====== MATERIAL FOR THE TASK
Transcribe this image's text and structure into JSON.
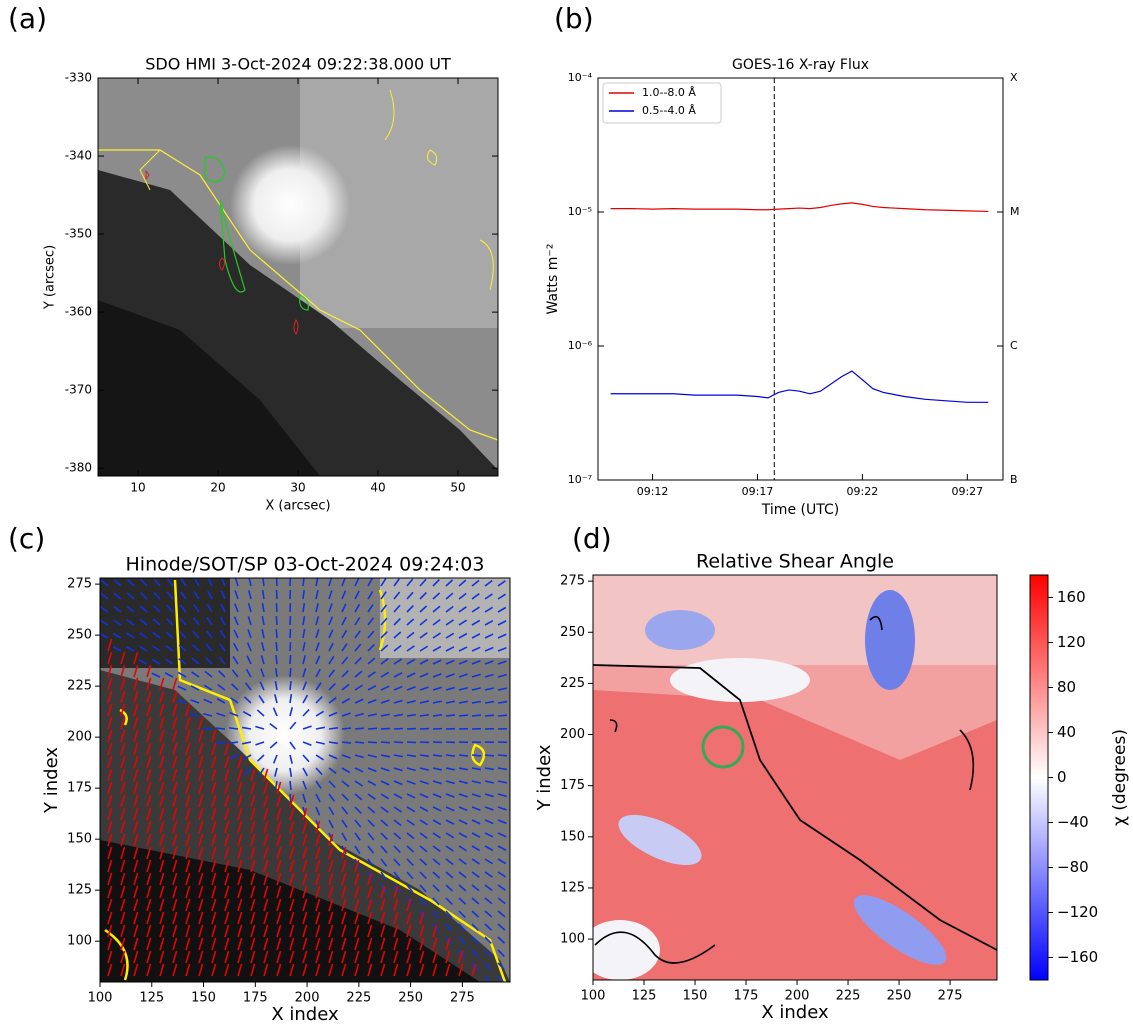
{
  "chart_data": [
    {
      "type": "image",
      "panel_label": "(a)",
      "title": "SDO HMI  3-Oct-2024 09:22:38.000 UT",
      "x_label": "X (arcsec)",
      "y_label": "Y (arcsec)",
      "xlim": [
        5,
        55
      ],
      "ylim": [
        -381,
        -330
      ],
      "xticks": [
        10,
        20,
        30,
        40,
        50
      ],
      "yticks": [
        -380,
        -370,
        -360,
        -350,
        -340,
        -330
      ]
    },
    {
      "type": "line",
      "panel_label": "(b)",
      "title": "GOES-16 X-ray Flux",
      "x_label": "Time (UTC)",
      "y_label": "Watts m⁻²",
      "log_y": true,
      "legend": "upper left",
      "xlim": [
        9.4,
        28.7
      ],
      "ylim": [
        1e-07,
        0.0001
      ],
      "xticks": [
        {
          "value": 12,
          "label": "09:12"
        },
        {
          "value": 17,
          "label": "09:17"
        },
        {
          "value": 22,
          "label": "09:22"
        },
        {
          "value": 27,
          "label": "09:27"
        }
      ],
      "yticks": [
        {
          "value": 1e-07,
          "label": "10⁻⁷"
        },
        {
          "value": 1e-06,
          "label": "10⁻⁶"
        },
        {
          "value": 1e-05,
          "label": "10⁻⁵"
        },
        {
          "value": 0.0001,
          "label": "10⁻⁴"
        }
      ],
      "y2lim": [
        1e-07,
        0.0001
      ],
      "y2ticks": [
        {
          "value": 1e-07,
          "label": "B"
        },
        {
          "value": 1e-06,
          "label": "C"
        },
        {
          "value": 1e-05,
          "label": "M"
        },
        {
          "value": 0.0001,
          "label": "X"
        }
      ],
      "vline": 17.8,
      "x": [
        10,
        11,
        12,
        13,
        14,
        15,
        16,
        17,
        17.5,
        18,
        18.5,
        19,
        19.5,
        20,
        20.5,
        21,
        21.5,
        22,
        22.5,
        23,
        24,
        25,
        26,
        27,
        28
      ],
      "series": [
        {
          "name": "1.0--8.0 Å",
          "color": "#e00000",
          "values": [
            1.06e-05,
            1.06e-05,
            1.05e-05,
            1.06e-05,
            1.05e-05,
            1.05e-05,
            1.05e-05,
            1.04e-05,
            1.04e-05,
            1.05e-05,
            1.06e-05,
            1.07e-05,
            1.06e-05,
            1.08e-05,
            1.12e-05,
            1.15e-05,
            1.17e-05,
            1.14e-05,
            1.1e-05,
            1.08e-05,
            1.06e-05,
            1.04e-05,
            1.03e-05,
            1.02e-05,
            1.01e-05
          ]
        },
        {
          "name": "0.5--4.0 Å",
          "color": "#0000e0",
          "values": [
            4.4e-07,
            4.4e-07,
            4.4e-07,
            4.4e-07,
            4.3e-07,
            4.3e-07,
            4.3e-07,
            4.2e-07,
            4.1e-07,
            4.5e-07,
            4.7e-07,
            4.6e-07,
            4.4e-07,
            4.6e-07,
            5.2e-07,
            5.9e-07,
            6.5e-07,
            5.6e-07,
            4.8e-07,
            4.5e-07,
            4.2e-07,
            4e-07,
            3.9e-07,
            3.8e-07,
            3.8e-07
          ]
        }
      ]
    },
    {
      "type": "image",
      "panel_label": "(c)",
      "title": "Hinode/SOT/SP 03-Oct-2024 09:24:03",
      "x_label": "X index",
      "y_label": "Y index",
      "xlim": [
        100,
        298
      ],
      "ylim": [
        80,
        278
      ],
      "xticks": [
        100,
        125,
        150,
        175,
        200,
        225,
        250,
        275
      ],
      "yticks": [
        100,
        125,
        150,
        175,
        200,
        225,
        250,
        275
      ]
    },
    {
      "type": "image",
      "panel_label": "(d)",
      "title": "Relative Shear Angle",
      "x_label": "X index",
      "y_label": "Y index",
      "xlim": [
        100,
        298
      ],
      "ylim": [
        80,
        278
      ],
      "xticks": [
        100,
        125,
        150,
        175,
        200,
        225,
        250,
        275
      ],
      "yticks": [
        100,
        125,
        150,
        175,
        200,
        225,
        250,
        275
      ],
      "colorbar": {
        "label": "χ (degrees)",
        "lim": [
          -180,
          180
        ],
        "ticks": [
          {
            "value": -160,
            "label": "−160"
          },
          {
            "value": -120,
            "label": "−120"
          },
          {
            "value": -80,
            "label": "−80"
          },
          {
            "value": -40,
            "label": "−40"
          },
          0,
          40,
          80,
          120,
          160
        ]
      }
    }
  ]
}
============
WHAT IS NEEDED — Reproduce the full material exactly, excluding the pictures.

SOLUTION TO THE PROBLEM —
Transcribe this image's text and structure into JSON.
{
  "chart_data": [
    {
      "type": "image",
      "panel_label": "(a)",
      "title": "SDO HMI  3-Oct-2024 09:22:38.000 UT",
      "x_label": "X (arcsec)",
      "y_label": "Y (arcsec)",
      "xlim": [
        5,
        55
      ],
      "ylim": [
        -381,
        -330
      ],
      "xticks": [
        10,
        20,
        30,
        40,
        50
      ],
      "yticks": [
        -380,
        -370,
        -360,
        -350,
        -340,
        -330
      ]
    },
    {
      "type": "line",
      "panel_label": "(b)",
      "title": "GOES-16 X-ray Flux",
      "x_label": "Time (UTC)",
      "y_label": "Watts m⁻²",
      "log_y": true,
      "legend": "upper left",
      "xlim": [
        9.4,
        28.7
      ],
      "ylim": [
        1e-07,
        0.0001
      ],
      "xticks": [
        {
          "value": 12,
          "label": "09:12"
        },
        {
          "value": 17,
          "label": "09:17"
        },
        {
          "value": 22,
          "label": "09:22"
        },
        {
          "value": 27,
          "label": "09:27"
        }
      ],
      "yticks": [
        {
          "value": 1e-07,
          "label": "10⁻⁷"
        },
        {
          "value": 1e-06,
          "label": "10⁻⁶"
        },
        {
          "value": 1e-05,
          "label": "10⁻⁵"
        },
        {
          "value": 0.0001,
          "label": "10⁻⁴"
        }
      ],
      "y2lim": [
        1e-07,
        0.0001
      ],
      "y2ticks": [
        {
          "value": 1e-07,
          "label": "B"
        },
        {
          "value": 1e-06,
          "label": "C"
        },
        {
          "value": 1e-05,
          "label": "M"
        },
        {
          "value": 0.0001,
          "label": "X"
        }
      ],
      "vline": 17.8,
      "x": [
        10,
        11,
        12,
        13,
        14,
        15,
        16,
        17,
        17.5,
        18,
        18.5,
        19,
        19.5,
        20,
        20.5,
        21,
        21.5,
        22,
        22.5,
        23,
        24,
        25,
        26,
        27,
        28
      ],
      "series": [
        {
          "name": "1.0--8.0 Å",
          "color": "#e00000",
          "values": [
            1.06e-05,
            1.06e-05,
            1.05e-05,
            1.06e-05,
            1.05e-05,
            1.05e-05,
            1.05e-05,
            1.04e-05,
            1.04e-05,
            1.05e-05,
            1.06e-05,
            1.07e-05,
            1.06e-05,
            1.08e-05,
            1.12e-05,
            1.15e-05,
            1.17e-05,
            1.14e-05,
            1.1e-05,
            1.08e-05,
            1.06e-05,
            1.04e-05,
            1.03e-05,
            1.02e-05,
            1.01e-05
          ]
        },
        {
          "name": "0.5--4.0 Å",
          "color": "#0000e0",
          "values": [
            4.4e-07,
            4.4e-07,
            4.4e-07,
            4.4e-07,
            4.3e-07,
            4.3e-07,
            4.3e-07,
            4.2e-07,
            4.1e-07,
            4.5e-07,
            4.7e-07,
            4.6e-07,
            4.4e-07,
            4.6e-07,
            5.2e-07,
            5.9e-07,
            6.5e-07,
            5.6e-07,
            4.8e-07,
            4.5e-07,
            4.2e-07,
            4e-07,
            3.9e-07,
            3.8e-07,
            3.8e-07
          ]
        }
      ]
    },
    {
      "type": "image",
      "panel_label": "(c)",
      "title": "Hinode/SOT/SP 03-Oct-2024 09:24:03",
      "x_label": "X index",
      "y_label": "Y index",
      "xlim": [
        100,
        298
      ],
      "ylim": [
        80,
        278
      ],
      "xticks": [
        100,
        125,
        150,
        175,
        200,
        225,
        250,
        275
      ],
      "yticks": [
        100,
        125,
        150,
        175,
        200,
        225,
        250,
        275
      ]
    },
    {
      "type": "image",
      "panel_label": "(d)",
      "title": "Relative Shear Angle",
      "x_label": "X index",
      "y_label": "Y index",
      "xlim": [
        100,
        298
      ],
      "ylim": [
        80,
        278
      ],
      "xticks": [
        100,
        125,
        150,
        175,
        200,
        225,
        250,
        275
      ],
      "yticks": [
        100,
        125,
        150,
        175,
        200,
        225,
        250,
        275
      ],
      "colorbar": {
        "label": "χ (degrees)",
        "lim": [
          -180,
          180
        ],
        "ticks": [
          {
            "value": -160,
            "label": "−160"
          },
          {
            "value": -120,
            "label": "−120"
          },
          {
            "value": -80,
            "label": "−80"
          },
          {
            "value": -40,
            "label": "−40"
          },
          0,
          40,
          80,
          120,
          160
        ]
      }
    }
  ]
}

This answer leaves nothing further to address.